EXERCISE AIM: Match the string "text" against each line below, and copy every line that matches.
*** Begin section ***
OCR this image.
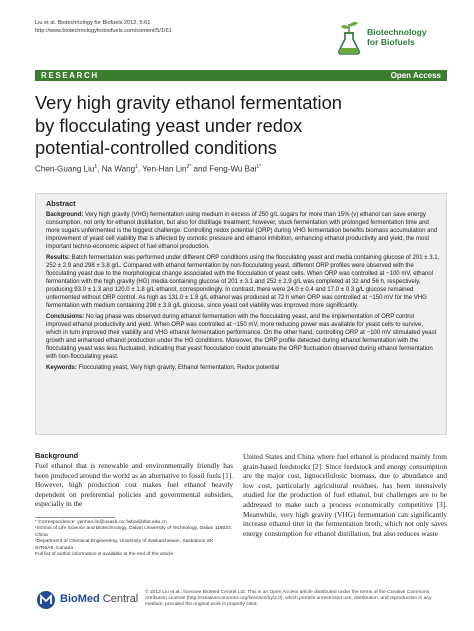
Liu et al. Biotechnology for Biofuels 2012, 5:61
http://www.biotechnologyforbiofuels.com/content/5/1/61	Biotechnology
for Biofuels
RESEARCH	Open Access
Very high gravity ethanol fermentation
by flocculating yeast under redox
potential-controlled conditions
Chen-Guang Liu$^1$, Na Wang$^1$, Yen-Han Lin$^{2*}$ and Feng-Wu Bai$^{1*}$
Abstract

Background: Very high gravity (VHG) fermentation using medium in excess of 250 g/L sugars for more than 15% (v) ethanol can save energy consumption, not only for ethanol distillation, but also for distillage treatment; however, stuck fermentation with prolonged fermentation time and more sugars unfermented is the biggest challenge. Controlling redox potential (ORP) during VHG fermentation benefits biomass accumulation and improvement of yeast cell viability that is affected by osmotic pressure and ethanol inhibition, enhancing ethanol productivity and yield, the most important techno-economic aspect of fuel ethanol production.

Results: Batch fermentation was performed under different ORP conditions using the flocculating yeast and media containing glucose of 201 ± 3.1, 252 ± 2.9 and 298 ± 3.8 g/L. Compared with ethanol fermentation by non-flocculating yeast, different ORP profiles were observed with the flocculating yeast due to the morphological change associated with the flocculation of yeast cells. When ORP was controlled at −100 mV, ethanol fermentation with the high gravity (HG) media containing glucose of 201 ± 3.1 and 252 ± 2.9 g/L was completed at 32 and 56 h, respectively, producing 93.0 ± 1.3 and 120.0 ± 1.8 g/L ethanol, correspondingly. In contrast, there were 24.0 ± 0.4 and 17.0 ± 0.3 g/L glucose remained unfermented without ORP control. As high as 131.0 ± 1.8 g/L ethanol was produced at 72 h when ORP was controlled at −150 mV for the VHG fermentation with medium containing 298 ± 3.8 g/L glucose, since yeast cell viability was improved more significantly.

Conclusions: No lag phase was observed during ethanol fermentation with the flocculating yeast, and the implementation of ORP control improved ethanol productivity and yield. When ORP was controlled at −150 mV, more reducing power was available for yeast cells to survive, which in turn improved their viability and VHG ethanol fermentation performance. On the other hand, controlling ORP at −100 mV stimulated yeast growth and enhanced ethanol production under the HG conditions. Moreover, the ORP profile detected during ethanol fermentation with the flocculating yeast was less fluctuated, indicating that yeast flocculation could attenuate the ORP fluctuation observed during ethanol fermentation with non-flocculating yeast.

Keywords: Flocculating yeast, Very high gravity, Ethanol fermentation, Redox potential

Background
Fuel ethanol that is renewable and environmentally friendly has been produced around the world as an alternative to fossil fuels [1]. However, high production cost makes fuel ethanol heavily dependent on preferential policies and governmental subsidies, especially in the
United States and China where fuel ethanol is produced mainly from grain-based feedstocks [2]. Since feedstock and energy consumption are the major cost, lignocellulosic biomass, due to abundance and low cost, particularly agricultural residues, has been intensively studied for the production of fuel ethanol, but challenges are to be addressed to make such a process economically competitive [3]. Meanwhile, very high gravity (VHG) fermentation can significantly increase ethanol titer in the fermentation broth, which not only saves energy consumption for ethanol distillation, but also reduces waste
* Correspondence: yenhan.lin@usask.ca; fwbai@dlut.edu.cn
¹School of Life Science and Biotechnology, Dalian University of Technology, Dalian 116023, China
²Department of Chemical Engineering, University of Saskatchewan, Saskatoon SK S7N5A9, Canada
Full list of author information is available at the end of the article
BioMed Central
© 2012 Liu et al.; licensee BioMed Central Ltd. This is an Open Access article distributed under the terms of the Creative Commons Attribution License (http://creativecommons.org/licenses/by/2.0), which permits unrestricted use, distribution, and reproduction in any medium, provided the original work is properly cited.
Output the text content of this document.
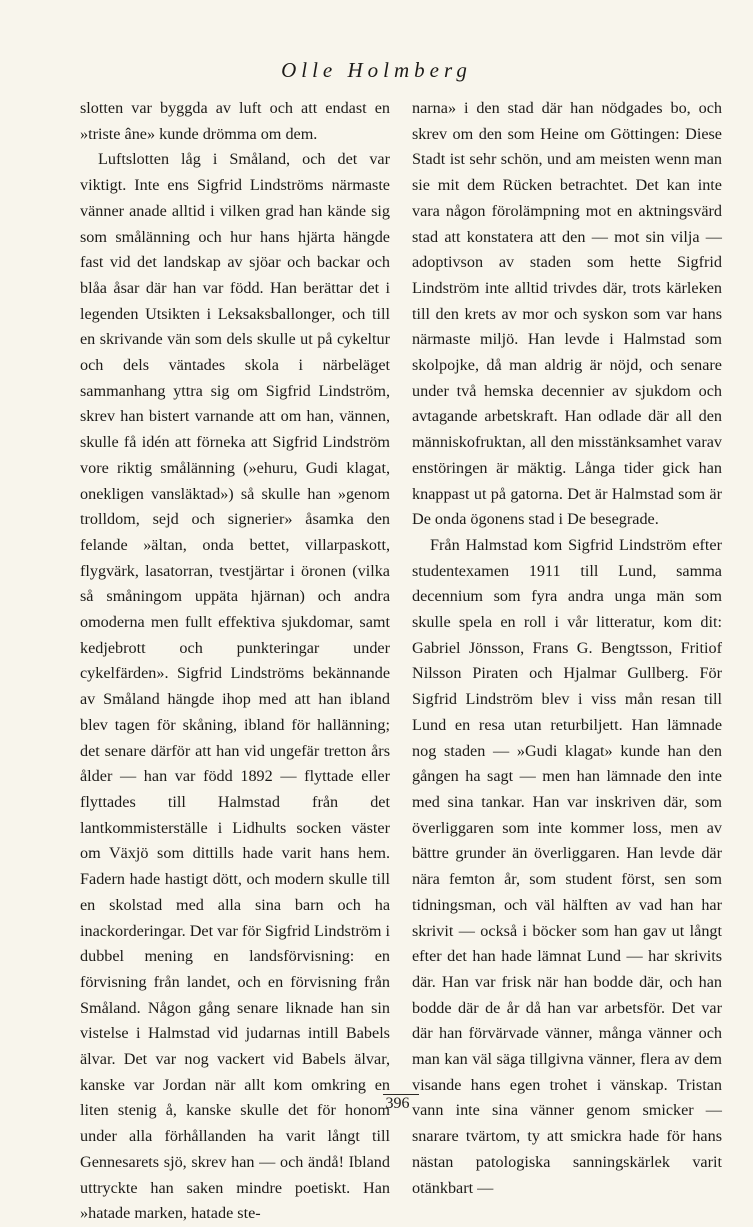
Olle Holmberg

slotten var byggda av luft och att endast en »triste âne» kunde drömma om dem.

Luftslotten låg i Småland, och det var viktigt. Inte ens Sigfrid Lindströms närmaste vänner anade alltid i vilken grad han kände sig som smålänning och hur hans hjärta hängde fast vid det landskap av sjöar och backar och blåa åsar där han var född. Han berättar det i legenden Utsikten i Leksaksballonger, och till en skrivande vän som dels skulle ut på cykeltur och dels väntades skola i närbeläget sammanhang yttra sig om Sigfrid Lindström, skrev han bistert varnande att om han, vännen, skulle få idén att förneka att Sigfrid Lindström vore riktig smålänning (»ehuru, Gudi klagat, onekligen vansläktad») så skulle han »genom trolldom, sejd och signerier» åsamka den felande »ältan, onda bettet, villarpaskott, flygvärk, lasatorran, tvestjärtar i öronen (vilka så småningom uppäta hjärnan) och andra omoderna men fullt effektiva sjukdomar, samt kedjebrott och punkteringar under cykelfärden». Sigfrid Lindströms bekännande av Småland hängde ihop med att han ibland blev tagen för skåning, ibland för hallänning; det senare därför att han vid ungefär tretton års ålder — han var född 1892 — flyttade eller flyttades till Halmstad från det lantkommisterställe i Lidhults socken väster om Växjö som dittills hade varit hans hem. Fadern hade hastigt dött, och modern skulle till en skolstad med alla sina barn och ha inackorderingar. Det var för Sigfrid Lindström i dubbel mening en landsförvisning: en förvisning från landet, och en förvisning från Småland. Någon gång senare liknade han sin vistelse i Halmstad vid judarnas intill Babels älvar. Det var nog vackert vid Babels älvar, kanske var Jordan när allt kom omkring en liten stenig å, kanske skulle det för honom under alla förhållanden ha varit långt till Gennesarets sjö, skrev han — och ändå! Ibland uttryckte han saken mindre poetiskt. Han »hatade marken, hatade ste-

narna» i den stad där han nödgades bo, och skrev om den som Heine om Göttingen: Diese Stadt ist sehr schön, und am meisten wenn man sie mit dem Rücken betrachtet. Det kan inte vara någon förolämpning mot en aktningsvärd stad att konstatera att den — mot sin vilja — adoptivson av staden som hette Sigfrid Lindström inte alltid trivdes där, trots kärleken till den krets av mor och syskon som var hans närmaste miljö. Han levde i Halmstad som skolpojke, då man aldrig är nöjd, och senare under två hemska decennier av sjukdom och avtagande arbetskraft. Han odlade där all den människofruktan, all den misstänksamhet varav enstöringen är mäktig. Långa tider gick han knappast ut på gatorna. Det är Halmstad som är De onda ögonens stad i De besegrade.

Från Halmstad kom Sigfrid Lindström efter studentexamen 1911 till Lund, samma decennium som fyra andra unga män som skulle spela en roll i vår litteratur, kom dit: Gabriel Jönsson, Frans G. Bengtsson, Fritiof Nilsson Piraten och Hjalmar Gullberg. För Sigfrid Lindström blev i viss mån resan till Lund en resa utan returbiljett. Han lämnade nog staden — »Gudi klagat» kunde han den gången ha sagt — men han lämnade den inte med sina tankar. Han var inskriven där, som överliggaren som inte kommer loss, men av bättre grunder än överliggaren. Han levde där nära femton år, som student först, sen som tidningsman, och väl hälften av vad han har skrivit — också i böcker som han gav ut långt efter det han hade lämnat Lund — har skrivits där. Han var frisk när han bodde där, och han bodde där de år då han var arbetsför. Det var där han förvärvade vänner, många vänner och man kan väl säga tillgivna vänner, flera av dem visande hans egen trohet i vänskap. Tristan vann inte sina vänner genom smicker — snarare tvärtom, ty att smickra hade för hans nästan patologiska sanningskärlek varit otänkbart —

396
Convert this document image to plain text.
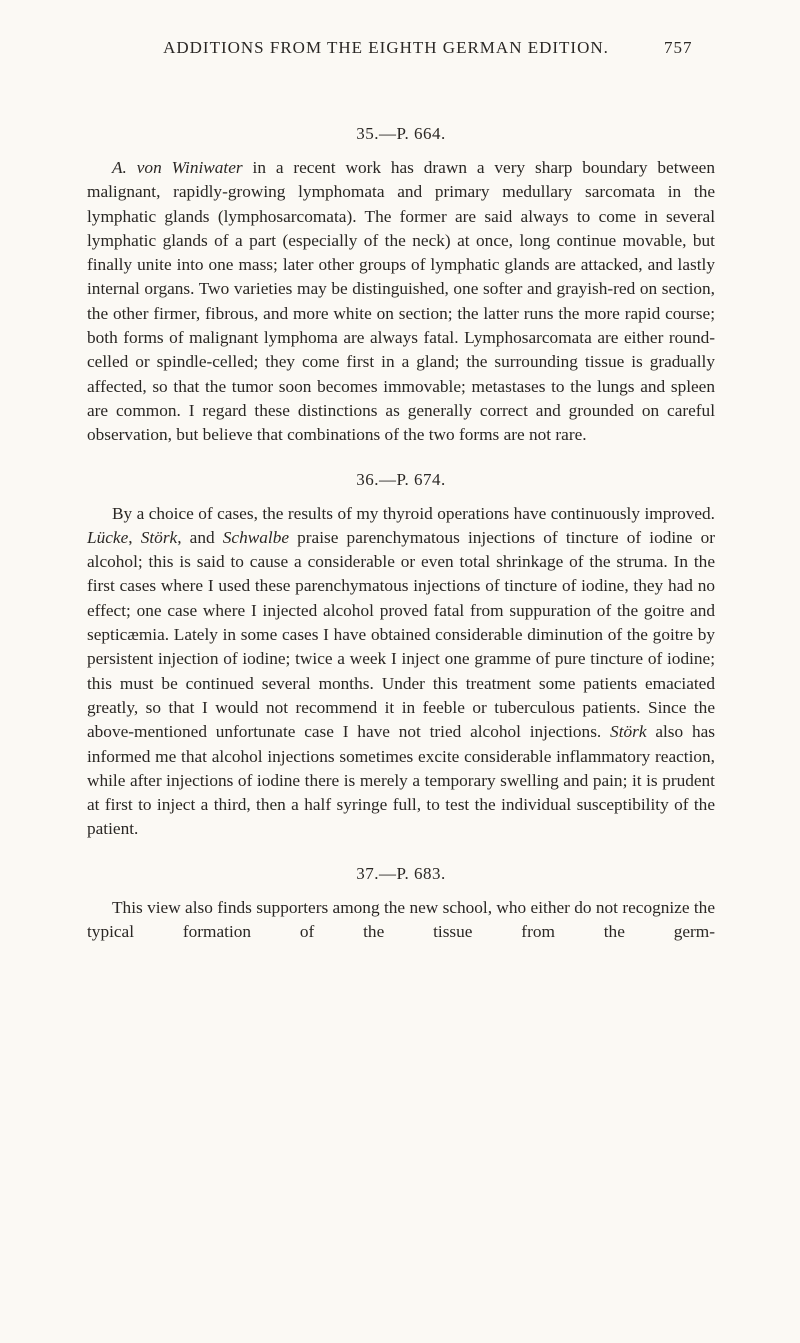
ADDITIONS FROM THE EIGHTH GERMAN EDITION.	757
35.—P. 664.

A. von Winiwater in a recent work has drawn a very sharp boundary between malignant, rapidly-growing lymphomata and primary medullary sarcomata in the lymphatic glands (lymphosarcomata). The former are said always to come in several lymphatic glands of a part (especially of the neck) at once, long continue movable, but finally unite into one mass; later other groups of lymphatic glands are attacked, and lastly internal organs. Two varieties may be distinguished, one softer and grayish-red on section, the other firmer, fibrous, and more white on section; the latter runs the more rapid course; both forms of malignant lymphoma are always fatal. Lymphosarcomata are either round-celled or spindle-celled; they come first in a gland; the surrounding tissue is gradually affected, so that the tumor soon becomes immovable; metastases to the lungs and spleen are common. I regard these distinctions as generally correct and grounded on careful observation, but believe that combinations of the two forms are not rare.

36.—P. 674.

By a choice of cases, the results of my thyroid operations have continuously improved. Lücke, Störk, and Schwalbe praise parenchymatous injections of tincture of iodine or alcohol; this is said to cause a considerable or even total shrinkage of the struma. In the first cases where I used these parenchymatous injections of tincture of iodine, they had no effect; one case where I injected alcohol proved fatal from suppuration of the goitre and septicæmia. Lately in some cases I have obtained considerable diminution of the goitre by persistent injection of iodine; twice a week I inject one gramme of pure tincture of iodine; this must be continued several months. Under this treatment some patients emaciated greatly, so that I would not recommend it in feeble or tuberculous patients. Since the above-mentioned unfortunate case I have not tried alcohol injections. Störk also has informed me that alcohol injections sometimes excite considerable inflammatory reaction, while after injections of iodine there is merely a temporary swelling and pain; it is prudent at first to inject a third, then a half syringe full, to test the individual susceptibility of the patient.

37.—P. 683.

This view also finds supporters among the new school, who either do not recognize the typical formation of the tissue from the germ-
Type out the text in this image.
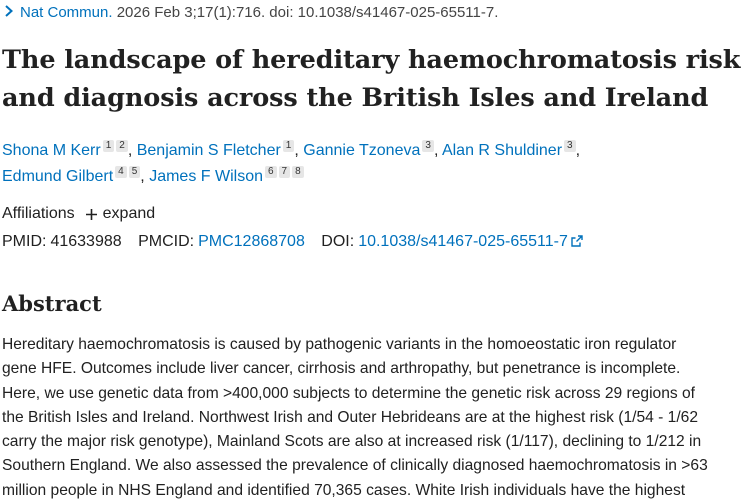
Nat Commun. 2026 Feb 3;17(1):716. doi: 10.1038/s41467-025-65511-7.
The landscape of hereditary haemochromatosis risk
and diagnosis across the British Isles and Ireland
Shona M Kerr 1 2 , Benjamin S Fletcher 1 , Gannie Tzoneva 3 , Alan R Shuldiner 3 ,
Edmund Gilbert 4 5 , James F Wilson 6 7 8
Affiliations expand
PMID: 41633988 PMCID: PMC12868708 DOI: 10.1038/s41467-025-65511-7
Abstract
Hereditary haemochromatosis is caused by pathogenic variants in the homoeostatic iron regulator
gene HFE. Outcomes include liver cancer, cirrhosis and arthropathy, but penetrance is incomplete.
Here, we use genetic data from >400,000 subjects to determine the genetic risk across 29 regions of
the British Isles and Ireland. Northwest Irish and Outer Hebrideans are at the highest risk (1/54 - 1/62
carry the major risk genotype), Mainland Scots are also at increased risk (1/117), declining to 1/212 in
Southern England. We also assessed the prevalence of clinically diagnosed haemochromatosis in >63
million people in NHS England and identified 70,365 cases. White Irish individuals have the highest
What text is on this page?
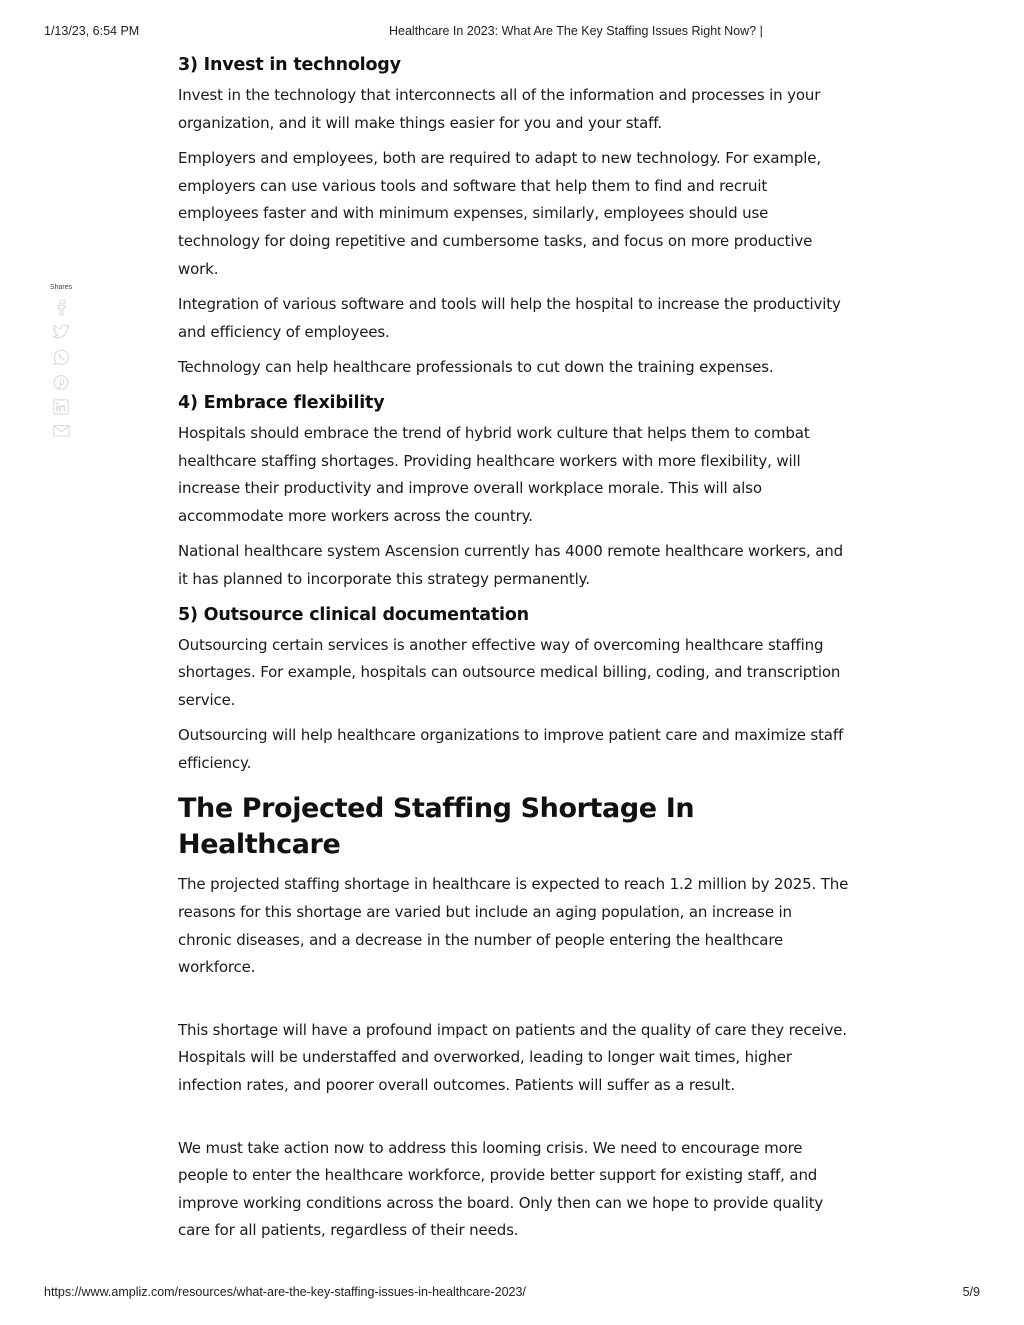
1/13/23, 6:54 PM	Healthcare In 2023: What Are The Key Staffing Issues Right Now? |
Shares
3) Invest in technology

Invest in the technology that interconnects all of the information and processes in your organization, and it will make things easier for you and your staff.

Employers and employees, both are required to adapt to new technology. For example, employers can use various tools and software that help them to find and recruit employees faster and with minimum expenses, similarly, employees should use technology for doing repetitive and cumbersome tasks, and focus on more productive work.

Integration of various software and tools will help the hospital to increase the productivity and efficiency of employees.

Technology can help healthcare professionals to cut down the training expenses.

4) Embrace flexibility

Hospitals should embrace the trend of hybrid work culture that helps them to combat healthcare staffing shortages. Providing healthcare workers with more flexibility, will increase their productivity and improve overall workplace morale. This will also accommodate more workers across the country.

National healthcare system Ascension currently has 4000 remote healthcare workers, and it has planned to incorporate this strategy permanently.

5) Outsource clinical documentation

Outsourcing certain services is another effective way of overcoming healthcare staffing shortages. For example, hospitals can outsource medical billing, coding, and transcription service.

Outsourcing will help healthcare organizations to improve patient care and maximize staff efficiency.

The Projected Staffing Shortage In Healthcare

The projected staffing shortage in healthcare is expected to reach 1.2 million by 2025. The reasons for this shortage are varied but include an aging population, an increase in chronic diseases, and a decrease in the number of people entering the healthcare workforce.

This shortage will have a profound impact on patients and the quality of care they receive. Hospitals will be understaffed and overworked, leading to longer wait times, higher infection rates, and poorer overall outcomes. Patients will suffer as a result.

We must take action now to address this looming crisis. We need to encourage more people to enter the healthcare workforce, provide better support for existing staff, and improve working conditions across the board. Only then can we hope to provide quality care for all patients, regardless of their needs.

https://www.ampliz.com/resources/what-are-the-key-staffing-issues-in-healthcare-2023/	5/9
*** End section ***
SOLUTION:
Output the text content of this document.
Convert this document image to plain text.
Type out the text in this image.
What text is on this page?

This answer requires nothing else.